• WHAT THE EXERCISE ASKS:
Could you update the entries starting with the line that contains "120, 2392, 200]" and going on through the line that contains "x-tick-label-90: 90: [2268, 1241, 2312, 1285]", putting "Pole assignment" in place of "Pole placement" and leaving everything else unchanged? Return only those lines.

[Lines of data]
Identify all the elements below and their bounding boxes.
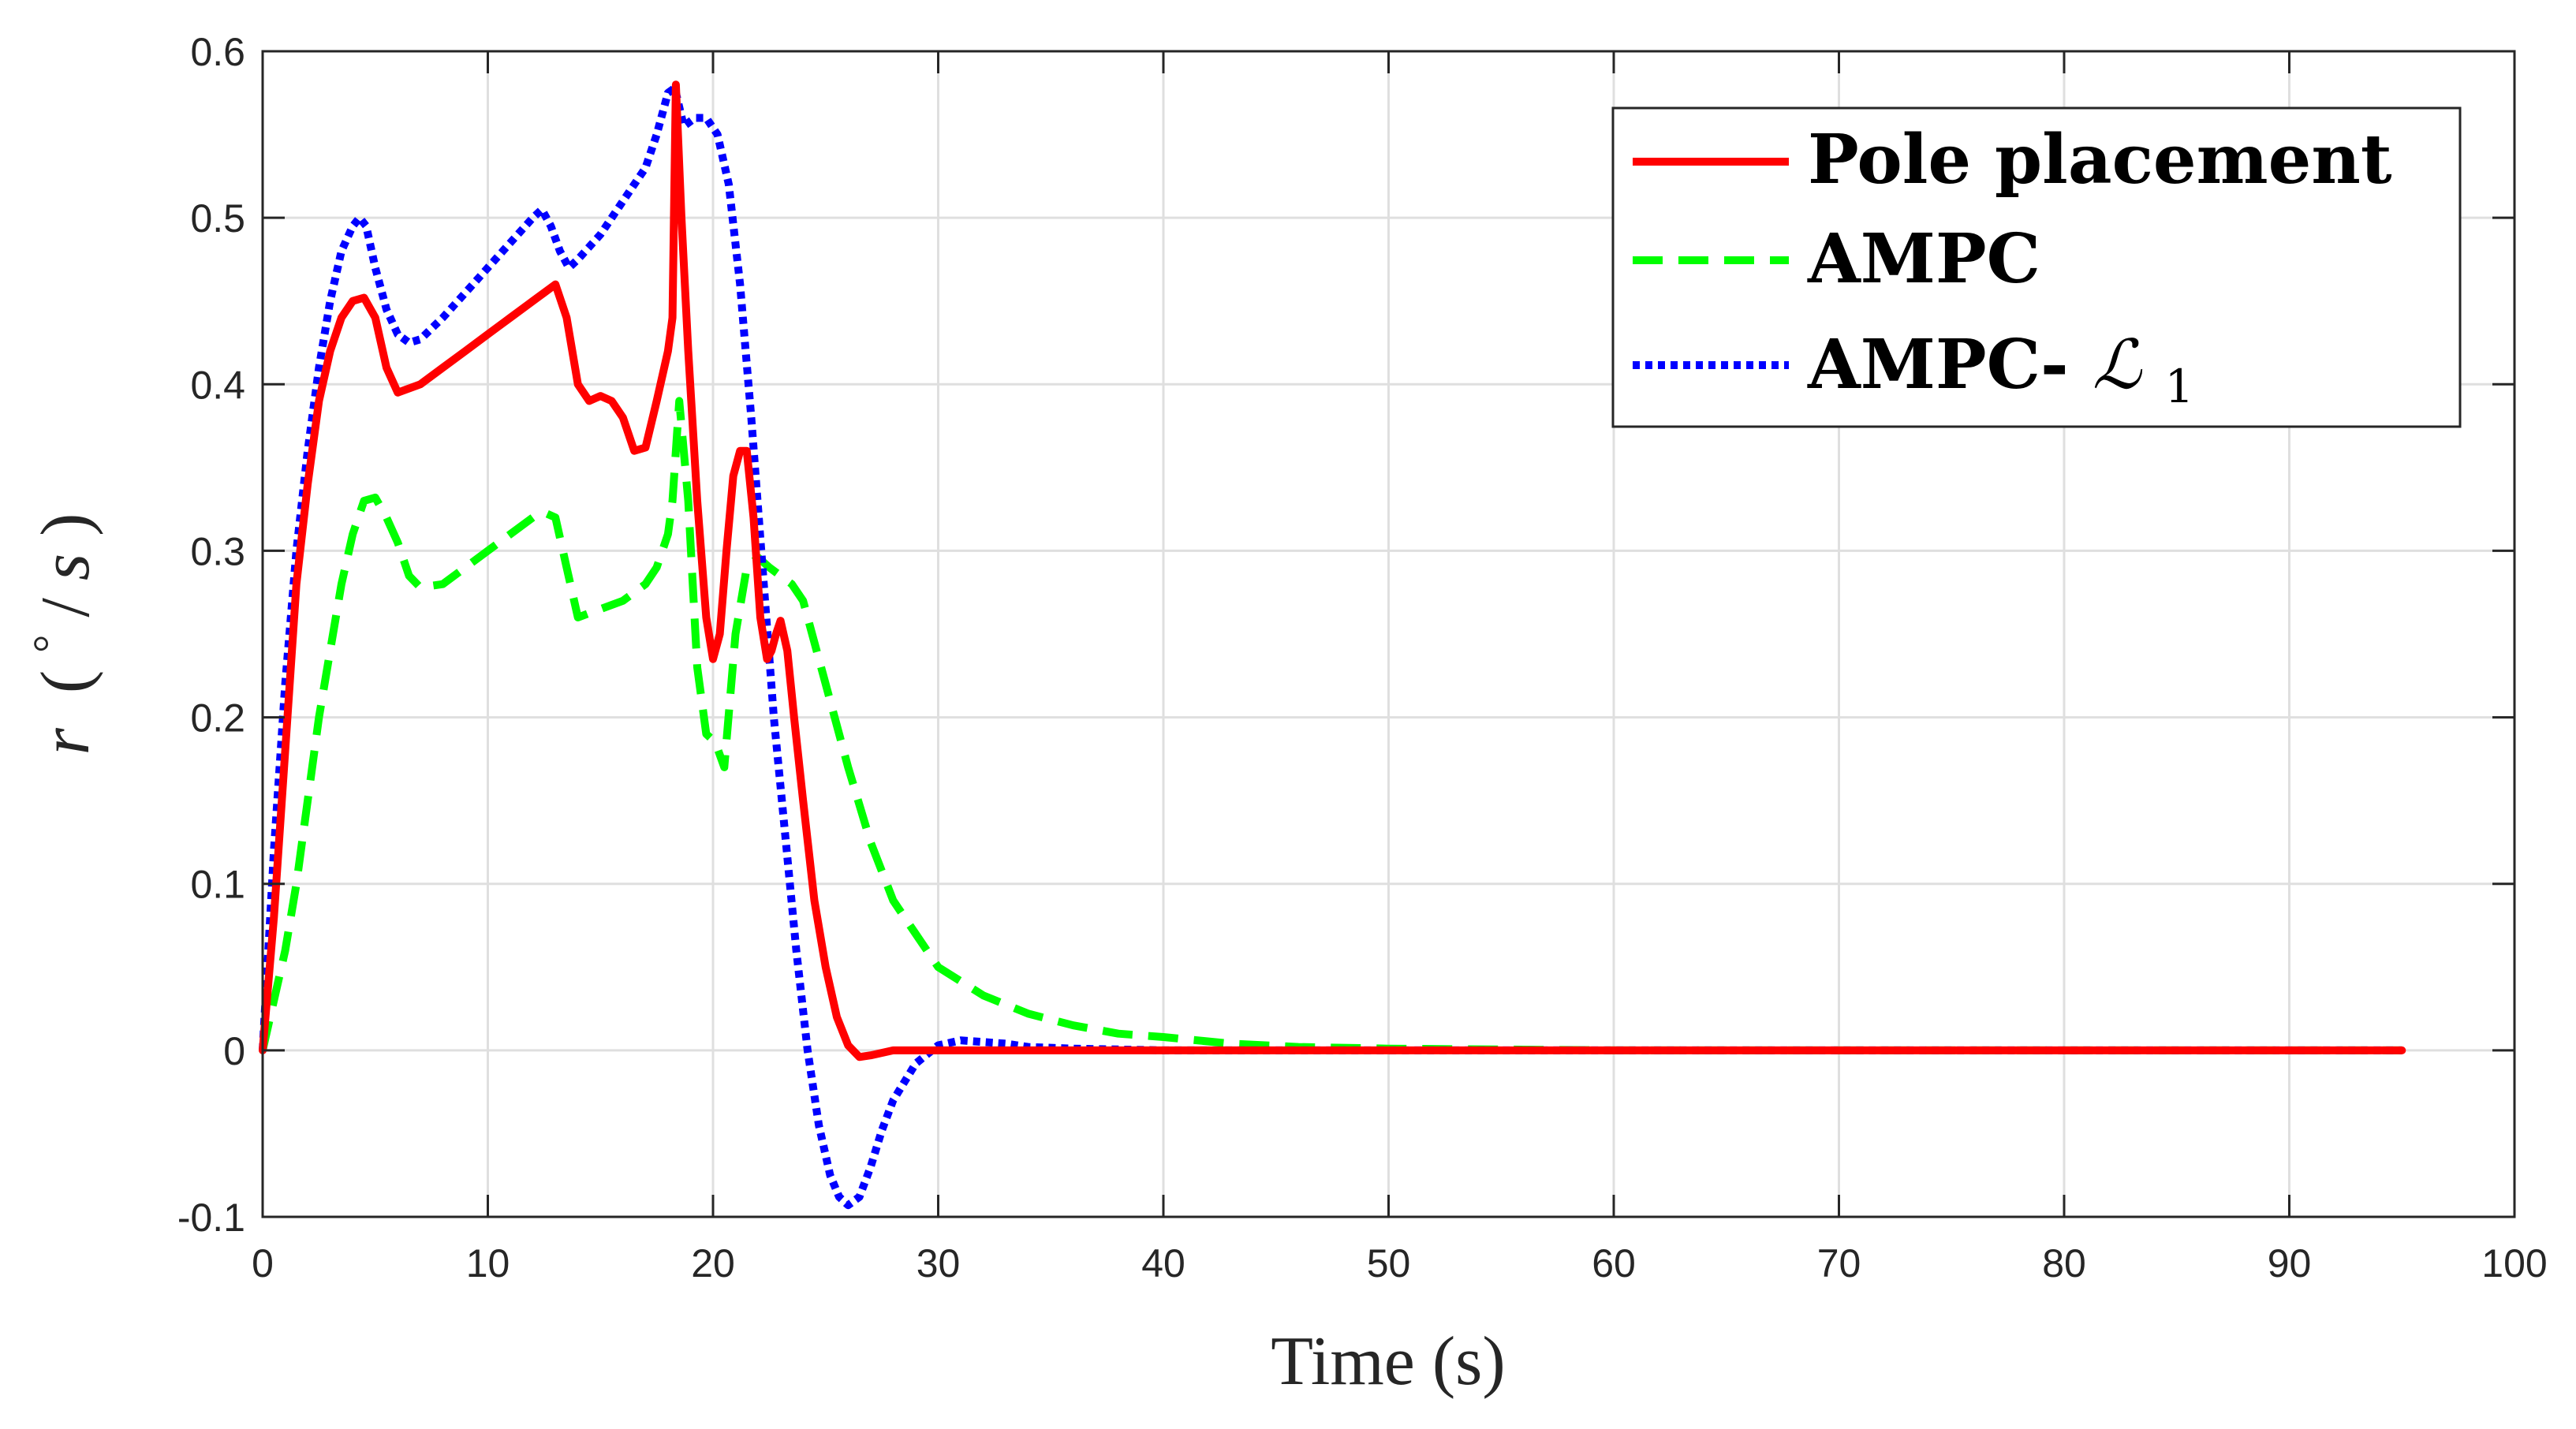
legend-label-pole-placement: Pole placement: [1808, 120, 2392, 200]
x-axis-title: Time (s): [1271, 1323, 1505, 1400]
y-tick-label-0-2: 0.2: [190, 696, 245, 741]
y-tick-label-0-1: -0.1: [177, 1196, 245, 1240]
x-tick-label-100: 100: [2481, 1241, 2547, 1285]
series-line-pole-placement: [259, 80, 2406, 1061]
y-tick-label-0-4: 0.4: [190, 363, 245, 407]
x-tick-label-50: 50: [1367, 1241, 1411, 1285]
x-tick-label-80: 80: [2042, 1241, 2086, 1285]
x-tick-label-0: 0: [252, 1241, 274, 1285]
legend-label-ampc-l1: AMPC- ℒ 1: [1807, 325, 2194, 413]
y-tick-label-0-1: 0.1: [190, 863, 245, 907]
svg-text:r ( ° /: r ( ° / s ): [4, 513, 104, 756]
y-axis-title-var: r: [28, 727, 104, 755]
x-tick-label-90: 90: [2268, 1241, 2312, 1285]
x-tick-label-40: 40: [1141, 1241, 1185, 1285]
x-tick-label-20: 20: [691, 1241, 735, 1285]
y-axis-title-close: ): [28, 513, 104, 536]
y-tick-label-0-6: 0.6: [190, 30, 245, 74]
y-tick-label-0: 0: [223, 1029, 245, 1073]
y-tick-label-0-5: 0.5: [190, 196, 245, 241]
series-layer: [259, 80, 2406, 1210]
ticks: 0 10 20 30 40 50 60 70 80 90 100-0.100.10.20.30.40…: [177, 30, 2548, 1285]
x-tick-label-10: 10: [466, 1241, 510, 1285]
y-axis-title-unit: s: [28, 554, 104, 580]
x-tick-label-70: 70: [1817, 1241, 1861, 1285]
y-tick-label-0-3: 0.3: [190, 529, 245, 573]
y-axis-title-open: (: [28, 670, 104, 693]
series-line-ampc: [259, 397, 2402, 1054]
legend-label-ampc: AMPC: [1807, 219, 2040, 299]
legend: Pole placement AMPC AMPC- ℒ 1: [1611, 106, 2462, 428]
legend-label-ampc-l1-base: AMPC-: [1807, 325, 2069, 405]
legend-label-ampc-l1-script: ℒ: [2093, 326, 2143, 405]
y-axis-title: r ( ° / s ): [4, 513, 104, 756]
x-tick-label-60: 60: [1592, 1241, 1636, 1285]
y-axis-title-deg: °: [24, 635, 75, 653]
legend-label-ampc-l1-subscript: 1: [2165, 360, 2194, 413]
y-axis-title-slash: /: [28, 598, 104, 617]
x-tick-label-30: 30: [917, 1241, 961, 1285]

• THE RESPONSE:
legend-label-pole-placement: Pole assignment: [1808, 120, 2392, 200]
x-axis-title: Time (s): [1271, 1323, 1505, 1400]
y-tick-label-0-2: 0.2: [190, 696, 245, 741]
y-tick-label-0-1: -0.1: [177, 1196, 245, 1240]
x-tick-label-100: 100: [2481, 1241, 2547, 1285]
series-line-pole-placement: [259, 80, 2406, 1061]
y-tick-label-0-4: 0.4: [190, 363, 245, 407]
x-tick-label-50: 50: [1367, 1241, 1411, 1285]
x-tick-label-80: 80: [2042, 1241, 2086, 1285]
x-tick-label-0: 0: [252, 1241, 274, 1285]
legend-label-ampc-l1: AMPC- ℒ 1: [1807, 325, 2194, 413]
y-tick-label-0-1: 0.1: [190, 863, 245, 907]
svg-text:r ( ° /: r ( ° / s ): [4, 513, 104, 756]
y-axis-title-var: r: [28, 727, 104, 755]
x-tick-label-90: 90: [2268, 1241, 2312, 1285]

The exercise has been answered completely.